• _Task brief_
Repeat every line below exactly, word for word.

# START OF Given records

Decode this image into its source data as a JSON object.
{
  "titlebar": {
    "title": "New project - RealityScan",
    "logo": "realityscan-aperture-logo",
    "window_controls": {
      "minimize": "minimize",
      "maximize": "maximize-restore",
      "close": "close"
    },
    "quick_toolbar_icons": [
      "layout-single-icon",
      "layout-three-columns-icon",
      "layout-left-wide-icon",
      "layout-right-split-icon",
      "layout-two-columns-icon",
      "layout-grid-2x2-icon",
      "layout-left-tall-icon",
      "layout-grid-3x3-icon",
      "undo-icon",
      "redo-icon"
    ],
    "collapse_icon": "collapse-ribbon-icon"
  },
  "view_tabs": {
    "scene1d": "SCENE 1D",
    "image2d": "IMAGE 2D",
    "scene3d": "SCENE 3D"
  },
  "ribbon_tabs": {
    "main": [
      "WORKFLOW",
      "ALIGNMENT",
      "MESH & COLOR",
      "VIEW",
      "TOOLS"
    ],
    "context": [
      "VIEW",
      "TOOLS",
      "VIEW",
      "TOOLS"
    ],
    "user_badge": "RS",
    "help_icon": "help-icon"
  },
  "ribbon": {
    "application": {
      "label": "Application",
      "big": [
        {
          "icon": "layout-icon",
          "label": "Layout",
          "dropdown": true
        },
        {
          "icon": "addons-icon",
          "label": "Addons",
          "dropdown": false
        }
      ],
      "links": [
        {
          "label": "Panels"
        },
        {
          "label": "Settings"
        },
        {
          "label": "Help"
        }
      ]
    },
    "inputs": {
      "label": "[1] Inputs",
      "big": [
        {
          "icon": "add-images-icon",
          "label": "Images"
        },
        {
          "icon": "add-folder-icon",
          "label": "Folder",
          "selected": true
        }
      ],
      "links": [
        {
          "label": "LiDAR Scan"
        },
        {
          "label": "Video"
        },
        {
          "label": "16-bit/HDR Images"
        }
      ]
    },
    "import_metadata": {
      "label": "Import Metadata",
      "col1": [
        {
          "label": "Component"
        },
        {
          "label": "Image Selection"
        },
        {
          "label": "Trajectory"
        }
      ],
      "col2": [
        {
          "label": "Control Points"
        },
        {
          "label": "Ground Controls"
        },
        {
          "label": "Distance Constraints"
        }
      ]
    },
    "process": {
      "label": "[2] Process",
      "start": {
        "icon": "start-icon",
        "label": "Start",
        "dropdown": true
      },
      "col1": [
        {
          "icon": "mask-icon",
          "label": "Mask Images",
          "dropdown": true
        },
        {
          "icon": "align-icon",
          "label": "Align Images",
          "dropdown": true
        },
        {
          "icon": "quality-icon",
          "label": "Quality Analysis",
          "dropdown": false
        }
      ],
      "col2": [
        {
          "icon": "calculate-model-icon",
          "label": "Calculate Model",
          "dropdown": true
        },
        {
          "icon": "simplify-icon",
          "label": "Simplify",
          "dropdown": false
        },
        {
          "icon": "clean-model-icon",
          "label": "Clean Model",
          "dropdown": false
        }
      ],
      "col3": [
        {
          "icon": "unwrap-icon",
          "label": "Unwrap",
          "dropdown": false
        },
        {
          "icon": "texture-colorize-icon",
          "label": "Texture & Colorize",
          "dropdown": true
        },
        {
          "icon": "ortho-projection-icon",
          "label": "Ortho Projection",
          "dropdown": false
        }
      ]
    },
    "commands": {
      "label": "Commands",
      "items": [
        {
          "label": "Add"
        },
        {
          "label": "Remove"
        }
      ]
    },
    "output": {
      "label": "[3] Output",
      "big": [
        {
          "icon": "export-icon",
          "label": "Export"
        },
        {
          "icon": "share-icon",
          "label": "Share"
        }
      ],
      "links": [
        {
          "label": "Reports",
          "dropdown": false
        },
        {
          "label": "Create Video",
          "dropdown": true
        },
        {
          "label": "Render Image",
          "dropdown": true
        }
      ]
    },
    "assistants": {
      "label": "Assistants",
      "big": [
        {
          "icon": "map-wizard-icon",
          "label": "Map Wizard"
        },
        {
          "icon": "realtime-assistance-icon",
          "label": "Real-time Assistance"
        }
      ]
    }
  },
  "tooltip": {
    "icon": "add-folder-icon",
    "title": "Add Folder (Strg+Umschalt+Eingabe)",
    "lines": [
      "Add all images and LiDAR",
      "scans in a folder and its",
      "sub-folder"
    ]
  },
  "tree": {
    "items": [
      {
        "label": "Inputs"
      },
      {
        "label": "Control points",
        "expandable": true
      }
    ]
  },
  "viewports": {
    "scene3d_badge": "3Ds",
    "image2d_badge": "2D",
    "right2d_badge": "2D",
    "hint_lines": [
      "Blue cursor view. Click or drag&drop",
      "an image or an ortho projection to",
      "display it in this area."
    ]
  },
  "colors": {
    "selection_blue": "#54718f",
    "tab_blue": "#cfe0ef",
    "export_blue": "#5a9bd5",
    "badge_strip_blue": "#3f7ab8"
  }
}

# END OF Given records

• _The result_
Decode this image into its source data as a JSON object.
{
  "titlebar": {
    "title": "New project - RealityScan",
    "logo": "realityscan-aperture-logo",
    "window_controls": {
      "minimize": "minimize",
      "maximize": "maximize-restore",
      "close": "close"
    },
    "quick_toolbar_icons": [
      "layout-single-icon",
      "layout-three-columns-icon",
      "layout-left-wide-icon",
      "layout-right-split-icon",
      "layout-two-columns-icon",
      "layout-grid-2x2-icon",
      "layout-left-tall-icon",
      "layout-grid-3x3-icon",
      "undo-icon",
      "redo-icon"
    ],
    "collapse_icon": "collapse-ribbon-icon"
  },
  "view_tabs": {
    "scene1d": "SCENE 1D",
    "image2d": "IMAGE 2D",
    "scene3d": "SCENE 3D"
  },
  "ribbon_tabs": {
    "main": [
      "WORKFLOW",
      "ALIGNMENT",
      "MESH & COLOR",
      "VIEW",
      "TOOLS"
    ],
    "context": [
      "VIEW",
      "TOOLS",
      "VIEW",
      "TOOLS"
    ],
    "user_badge": "RS",
    "help_icon": "help-icon"
  },
  "ribbon": {
    "application": {
      "label": "Application",
      "big": [
        {
          "icon": "layout-icon",
          "label": "Layout",
          "dropdown": true
        },
        {
          "icon": "addons-icon",
          "label": "Addons",
          "dropdown": false
        }
      ],
      "links": [
        {
          "label": "Panels"
        },
        {
          "label": "Settings"
        },
        {
          "label": "Help"
        }
      ]
    },
    "inputs": {
      "label": "[1] Inputs",
      "big": [
        {
          "icon": "add-images-icon",
          "label": "Images"
        },
        {
          "icon": "add-folder-icon",
          "label": "Folder",
          "selected": true
        }
      ],
      "links": [
        {
          "label": "LiDAR Scan"
        },
        {
          "label": "Video"
        },
        {
          "label": "16-bit/HDR Images"
        }
      ]
    },
    "import_metadata": {
      "label": "Import Metadata",
      "col1": [
        {
          "label": "Component"
        },
        {
          "label": "Image Selection"
        },
        {
          "label": "Trajectory"
        }
      ],
      "col2": [
        {
          "label": "Control Points"
        },
        {
          "label": "Ground Controls"
        },
        {
          "label": "Distance Constraints"
        }
      ]
    },
    "process": {
      "label": "[2] Process",
      "start": {
        "icon": "start-icon",
        "label": "Start",
        "dropdown": true
      },
      "col1": [
        {
          "icon": "mask-icon",
          "label": "Mask Images",
          "dropdown": true
        },
        {
          "icon": "align-icon",
          "label": "Align Images",
          "dropdown": true
        },
        {
          "icon": "quality-icon",
          "label": "Quality Analysis",
          "dropdown": false
        }
      ],
      "col2": [
        {
          "icon": "calculate-model-icon",
          "label": "Calculate Model",
          "dropdown": true
        },
        {
          "icon": "simplify-icon",
          "label": "Simplify",
          "dropdown": false
        },
        {
          "icon": "clean-model-icon",
          "label": "Clean Model",
          "dropdown": false
        }
      ],
      "col3": [
        {
          "icon": "unwrap-icon",
          "label": "Unwrap",
          "dropdown": false
        },
        {
          "icon": "texture-colorize-icon",
          "label": "Texture & Colorize",
          "dropdown": true
        },
        {
          "icon": "ortho-projection-icon",
          "label": "Ortho Projection",
          "dropdown": false
        }
      ]
    },
    "commands": {
      "label": "Commands",
      "items": [
        {
          "label": "Add"
        },
        {
          "label": "Remove"
        }
      ]
    },
    "output": {
      "label": "[3] Output",
      "big": [
        {
          "icon": "export-icon",
          "label": "Export"
        },
        {
          "icon": "share-icon",
          "label": "Share"
        }
      ],
      "links": [
        {
          "label": "Reports",
          "dropdown": false
        },
        {
          "label": "Create Video",
          "dropdown": true
        },
        {
          "label": "Render Image",
          "dropdown": true
        }
      ]
    },
    "assistants": {
      "label": "Assistants",
      "big": [
        {
          "icon": "map-wizard-icon",
          "label": "Map Wizard"
        },
        {
          "icon": "realtime-assistance-icon",
          "label": "Real-time Assistance"
        }
      ]
    }
  },
  "tooltip": {
    "icon": "add-folder-icon",
    "title": "Add Folder (Strg+Umschalt+Eingabe)",
    "lines": [
      "Add all images and LiDAR",
      "scans in a folder and its",
      "sub-folder"
    ]
  },
  "tree": {
    "items": [
      {
        "label": "Inputs"
      },
      {
        "label": "Control points",
        "expandable": true
      }
    ]
  },
  "viewports": {
    "scene3d_badge": "3Ds",
    "image2d_badge": "2D",
    "right2d_badge": "2D",
    "hint_lines": [
      "Blue cursor view. Click or drag&drop",
      "an image or an ortho projection to",
      "display it in this area."
    ]
  },
  "colors": {
    "selection_blue": "#54718f",
    "tab_blue": "#cfe0ef",
    "export_blue": "#5a9bd5",
    "badge_strip_blue": "#3f7ab8"
  }
}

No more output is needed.